- Work required: Your task is to copy the lines from the line containing "Output the text content of this document." through the end of the listing below, both included, without any pictures.

- Collected data:
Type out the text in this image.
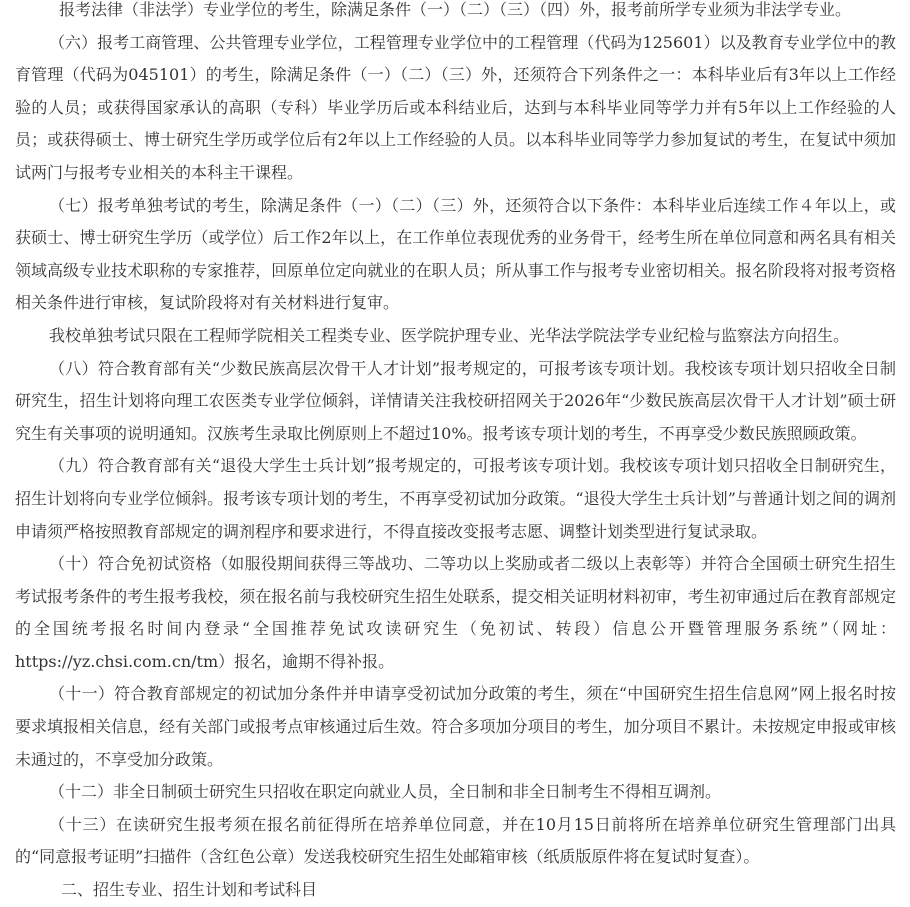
报考法律（非法学）专业学位的考生，除满足条件（一）（二）（三）（四）外，报考前所学专业须为非法学专业。

（六）报考工商管理、公共管理专业学位，工程管理专业学位中的工程管理（代码为125601）以及教育专业学位中的教育管理（代码为045101）的考生，除满足条件（一）（二）（三）外，还须符合下列条件之一：本科毕业后有3年以上工作经验的人员；或获得国家承认的高职（专科）毕业学历后或本科结业后，达到与本科毕业同等学力并有5年以上工作经验的人员；或获得硕士、博士研究生学历或学位后有2年以上工作经验的人员。以本科毕业同等学力参加复试的考生，在复试中须加试两门与报考专业相关的本科主干课程。

（七）报考单独考试的考生，除满足条件（一）（二）（三）外，还须符合以下条件：本科毕业后连续工作４年以上，或获硕士、博士研究生学历（或学位）后工作2年以上，在工作单位表现优秀的业务骨干，经考生所在单位同意和两名具有相关领域高级专业技术职称的专家推荐，回原单位定向就业的在职人员；所从事工作与报考专业密切相关。报名阶段将对报考资格相关条件进行审核，复试阶段将对有关材料进行复审。

我校单独考试只限在工程师学院相关工程类专业、医学院护理专业、光华法学院法学专业纪检与监察法方向招生。

（八）符合教育部有关“少数民族高层次骨干人才计划”报考规定的，可报考该专项计划。我校该专项计划只招收全日制研究生，招生计划将向理工农医类专业学位倾斜，详情请关注我校研招网关于2026年“少数民族高层次骨干人才计划”硕士研究生有关事项的说明通知。汉族考生录取比例原则上不超过10%。报考该专项计划的考生，不再享受少数民族照顾政策。

（九）符合教育部有关“退役大学生士兵计划”报考规定的，可报考该专项计划。我校该专项计划只招收全日制研究生，招生计划将向专业学位倾斜。报考该专项计划的考生，不再享受初试加分政策。“退役大学生士兵计划”与普通计划之间的调剂申请须严格按照教育部规定的调剂程序和要求进行，不得直接改变报考志愿、调整计划类型进行复试录取。

（十）符合免初试资格（如服役期间获得三等战功、二等功以上奖励或者二级以上表彰等）并符合全国硕士研究生招生考试报考条件的考生报考我校，须在报名前与我校研究生招生处联系，提交相关证明材料初审，考生初审通过后在教育部规定的全国统考报名时间内登录“全国推荐免试攻读研究生（免初试、转段）信息公开暨管理服务系统”（网址：https://yz.chsi.com.cn/tm）报名，逾期不得补报。

（十一）符合教育部规定的初试加分条件并申请享受初试加分政策的考生，须在“中国研究生招生信息网”网上报名时按要求填报相关信息，经有关部门或报考点审核通过后生效。符合多项加分项目的考生，加分项目不累计。未按规定申报或审核未通过的，不享受加分政策。

（十二）非全日制硕士研究生只招收在职定向就业人员，全日制和非全日制考生不得相互调剂。

（十三）在读研究生报考须在报名前征得所在培养单位同意，并在10月15日前将所在培养单位研究生管理部门出具的“同意报考证明”扫描件（含红色公章）发送我校研究生招生处邮箱审核（纸质版原件将在复试时复查）。

二、招生专业、招生计划和考试科目
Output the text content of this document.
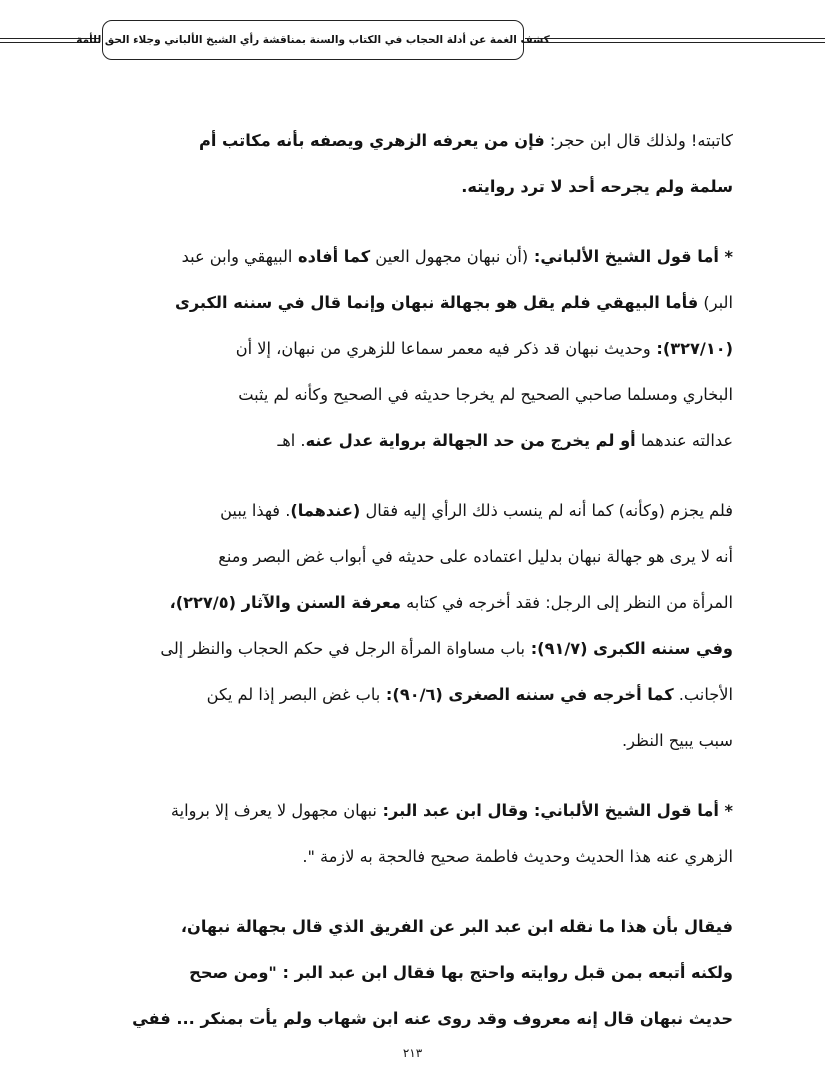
كشف الغمة عن أدلة الحجاب في الكتاب والسنة بمناقشة رأي الشيخ الألباني وجلاء الحق للأمة
كاتبته! ولذلك قال ابن حجر: فإن من يعرفه الزهري ويصفه بأنه مكاتب أم
سلمة ولم يجرحه أحد لا ترد روايته.
* أما قول الشيخ الألباني: (أن نبهان مجهول العين كما أفاده البيهقي وابن عبد
البر) فأما البيهقي فلم يقل هو بجهالة نبهان وإنما قال في سننه الكبرى
(٣٢٧/١٠): وحديث نبهان قد ذكر فيه معمر سماعا للزهري من نبهان، إلا أن
البخاري ومسلما صاحبي الصحيح لم يخرجا حديثه في الصحيح وكأنه لم يثبت
عدالته عندهما أو لم يخرج من حد الجهالة برواية عدل عنه. اهـ
فلم يجزم (وكأنه) كما أنه لم ينسب ذلك الرأي إليه فقال (عندهما). فهذا يبين
أنه لا يرى هو جهالة نبهان بدليل اعتماده على حديثه في أبواب غض البصر ومنع
المرأة من النظر إلى الرجل: فقد أخرجه في كتابه معرفة السنن والآثار (٢٢٧/٥)،
وفي سننه الكبرى (٩١/٧): باب مساواة المرأة الرجل في حكم الحجاب والنظر إلى
الأجانب. كما أخرجه في سننه الصغرى (٩٠/٦): باب غض البصر إذا لم يكن
سبب يبيح النظر.
* أما قول الشيخ الألباني: وقال ابن عبد البر: نبهان مجهول لا يعرف إلا برواية
الزهري عنه هذا الحديث وحديث فاطمة صحيح فالحجة به لازمة ".
فيقال بأن هذا ما نقله ابن عبد البر عن الفريق الذي قال بجهالة نبهان،
ولكنه أتبعه بمن قبل روايته واحتج بها فقال ابن عبد البر : "ومن صحح
حديث نبهان قال إنه معروف وقد روى عنه ابن شهاب ولم يأت بمنكر ... ففي
٢١٣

- Answer for the task:
Output the text content of this document.
كشف الغمة عن أدلة الحجاب في الكتاب والسنة بمناقشة رأي الشيخ الألباني وجلاء الحق للأمة
كاتبته! ولذلك قال ابن حجر: فإن من يعرفه الزهري ويصفه بأنه مكاتب أم
سلمة ولم يجرحه أحد لا ترد روايته.
* أما قول الشيخ الألباني: (أن نبهان مجهول العين كما أفاده البيهقي وابن عبد
البر) فأما البيهقي فلم يقل هو بجهالة نبهان وإنما قال في سننه الكبرى
(٣٢٧/١٠): وحديث نبهان قد ذكر فيه معمر سماعا للزهري من نبهان، إلا أن
البخاري ومسلما صاحبي الصحيح لم يخرجا حديثه في الصحيح وكأنه لم يثبت
عدالته عندهما أو لم يخرج من حد الجهالة برواية عدل عنه. اهـ
فلم يجزم (وكأنه) كما أنه لم ينسب ذلك الرأي إليه فقال (عندهما). فهذا يبين
أنه لا يرى هو جهالة نبهان بدليل اعتماده على حديثه في أبواب غض البصر ومنع
المرأة من النظر إلى الرجل: فقد أخرجه في كتابه معرفة السنن والآثار (٢٢٧/٥)،
وفي سننه الكبرى (٩١/٧): باب مساواة المرأة الرجل في حكم الحجاب والنظر إلى
الأجانب. كما أخرجه في سننه الصغرى (٩٠/٦): باب غض البصر إذا لم يكن
سبب يبيح النظر.
* أما قول الشيخ الألباني: وقال ابن عبد البر: نبهان مجهول لا يعرف إلا برواية
الزهري عنه هذا الحديث وحديث فاطمة صحيح فالحجة به لازمة ".
فيقال بأن هذا ما نقله ابن عبد البر عن الفريق الذي قال بجهالة نبهان،
ولكنه أتبعه بمن قبل روايته واحتج بها فقال ابن عبد البر : "ومن صحح
حديث نبهان قال إنه معروف وقد روى عنه ابن شهاب ولم يأت بمنكر ... ففي
٢١٣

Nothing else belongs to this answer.